■ Requirement: Each line that contains the string "píxeles" counts once; report how many such lines appear in the data, as a number only.

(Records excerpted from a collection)
** start **

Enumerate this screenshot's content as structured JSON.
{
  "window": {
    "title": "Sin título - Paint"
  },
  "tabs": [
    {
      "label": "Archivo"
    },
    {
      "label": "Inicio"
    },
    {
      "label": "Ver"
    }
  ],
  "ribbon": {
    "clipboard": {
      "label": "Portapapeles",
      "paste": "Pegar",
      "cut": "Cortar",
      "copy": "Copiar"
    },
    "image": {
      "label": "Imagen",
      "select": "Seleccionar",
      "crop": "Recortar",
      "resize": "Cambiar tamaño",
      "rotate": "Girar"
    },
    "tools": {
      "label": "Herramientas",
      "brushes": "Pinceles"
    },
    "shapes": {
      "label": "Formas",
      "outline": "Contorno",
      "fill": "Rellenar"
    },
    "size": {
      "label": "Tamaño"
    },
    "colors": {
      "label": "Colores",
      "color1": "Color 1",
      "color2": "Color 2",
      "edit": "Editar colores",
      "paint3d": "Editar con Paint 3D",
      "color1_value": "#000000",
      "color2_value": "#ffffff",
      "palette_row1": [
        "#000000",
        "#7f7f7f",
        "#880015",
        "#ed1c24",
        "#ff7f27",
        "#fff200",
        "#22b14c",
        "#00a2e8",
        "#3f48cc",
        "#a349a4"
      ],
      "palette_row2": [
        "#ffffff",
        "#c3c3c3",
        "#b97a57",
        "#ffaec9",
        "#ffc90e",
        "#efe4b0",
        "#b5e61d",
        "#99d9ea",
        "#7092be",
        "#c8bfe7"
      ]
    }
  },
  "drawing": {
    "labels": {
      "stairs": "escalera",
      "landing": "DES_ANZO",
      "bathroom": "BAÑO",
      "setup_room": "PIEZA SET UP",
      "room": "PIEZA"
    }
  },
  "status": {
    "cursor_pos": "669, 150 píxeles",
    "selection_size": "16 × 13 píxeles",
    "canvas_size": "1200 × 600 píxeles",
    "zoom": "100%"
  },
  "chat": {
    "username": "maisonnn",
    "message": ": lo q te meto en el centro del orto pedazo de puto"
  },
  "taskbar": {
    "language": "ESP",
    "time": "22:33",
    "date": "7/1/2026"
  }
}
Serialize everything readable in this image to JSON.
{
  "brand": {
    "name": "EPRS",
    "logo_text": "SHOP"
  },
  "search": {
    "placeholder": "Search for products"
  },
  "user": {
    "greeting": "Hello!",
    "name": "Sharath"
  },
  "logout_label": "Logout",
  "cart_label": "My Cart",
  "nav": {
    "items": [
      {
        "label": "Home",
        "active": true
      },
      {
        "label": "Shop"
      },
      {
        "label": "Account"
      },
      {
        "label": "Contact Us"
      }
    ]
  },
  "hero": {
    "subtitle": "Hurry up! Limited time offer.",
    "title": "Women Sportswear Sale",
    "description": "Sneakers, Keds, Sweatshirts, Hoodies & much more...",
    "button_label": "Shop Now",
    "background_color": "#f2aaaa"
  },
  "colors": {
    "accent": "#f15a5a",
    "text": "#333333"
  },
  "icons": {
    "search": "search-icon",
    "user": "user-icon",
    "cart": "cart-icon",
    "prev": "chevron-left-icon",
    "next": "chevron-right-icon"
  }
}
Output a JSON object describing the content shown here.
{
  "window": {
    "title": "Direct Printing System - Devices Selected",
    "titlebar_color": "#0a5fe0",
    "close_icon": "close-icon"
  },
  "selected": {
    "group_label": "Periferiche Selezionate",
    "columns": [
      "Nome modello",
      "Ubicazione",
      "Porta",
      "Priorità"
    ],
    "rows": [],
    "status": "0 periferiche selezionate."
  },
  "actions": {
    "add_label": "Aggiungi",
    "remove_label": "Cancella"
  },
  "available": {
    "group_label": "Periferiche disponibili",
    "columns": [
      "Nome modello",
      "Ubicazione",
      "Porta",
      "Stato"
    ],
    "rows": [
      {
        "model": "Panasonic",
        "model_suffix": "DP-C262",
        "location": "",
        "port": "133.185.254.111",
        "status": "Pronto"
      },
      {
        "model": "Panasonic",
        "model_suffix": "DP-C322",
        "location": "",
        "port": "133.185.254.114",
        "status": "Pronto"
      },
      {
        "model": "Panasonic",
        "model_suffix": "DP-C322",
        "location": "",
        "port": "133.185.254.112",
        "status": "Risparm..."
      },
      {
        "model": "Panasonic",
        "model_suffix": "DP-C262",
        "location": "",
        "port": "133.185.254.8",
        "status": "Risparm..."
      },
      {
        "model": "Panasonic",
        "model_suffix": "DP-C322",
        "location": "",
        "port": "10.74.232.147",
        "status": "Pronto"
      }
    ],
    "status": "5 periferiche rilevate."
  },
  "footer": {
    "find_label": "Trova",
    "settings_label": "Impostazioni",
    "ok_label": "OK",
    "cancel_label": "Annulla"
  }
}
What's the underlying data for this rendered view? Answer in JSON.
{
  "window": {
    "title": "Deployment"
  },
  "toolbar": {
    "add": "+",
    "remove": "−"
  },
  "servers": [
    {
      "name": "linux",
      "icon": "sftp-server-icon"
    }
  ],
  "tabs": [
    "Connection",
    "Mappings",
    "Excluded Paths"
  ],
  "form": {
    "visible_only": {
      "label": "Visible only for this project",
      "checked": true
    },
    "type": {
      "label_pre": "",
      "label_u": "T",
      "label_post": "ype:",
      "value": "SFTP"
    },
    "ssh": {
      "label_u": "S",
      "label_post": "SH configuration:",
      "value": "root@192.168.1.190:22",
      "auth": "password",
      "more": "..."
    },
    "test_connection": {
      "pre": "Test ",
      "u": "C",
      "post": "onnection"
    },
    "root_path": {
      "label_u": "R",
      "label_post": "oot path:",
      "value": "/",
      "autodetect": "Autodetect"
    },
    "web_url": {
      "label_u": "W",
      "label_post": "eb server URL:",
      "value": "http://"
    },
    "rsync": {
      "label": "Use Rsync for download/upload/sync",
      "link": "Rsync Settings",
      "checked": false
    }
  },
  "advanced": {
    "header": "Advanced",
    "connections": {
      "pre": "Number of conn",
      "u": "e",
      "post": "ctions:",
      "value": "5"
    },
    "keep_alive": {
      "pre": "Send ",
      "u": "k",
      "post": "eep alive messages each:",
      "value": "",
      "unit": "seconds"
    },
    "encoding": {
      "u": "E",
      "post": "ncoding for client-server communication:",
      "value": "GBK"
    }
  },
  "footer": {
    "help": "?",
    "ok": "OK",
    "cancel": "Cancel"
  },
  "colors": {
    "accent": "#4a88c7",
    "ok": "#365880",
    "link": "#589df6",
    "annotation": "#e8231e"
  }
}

** end **

■ Result of the exercise: 3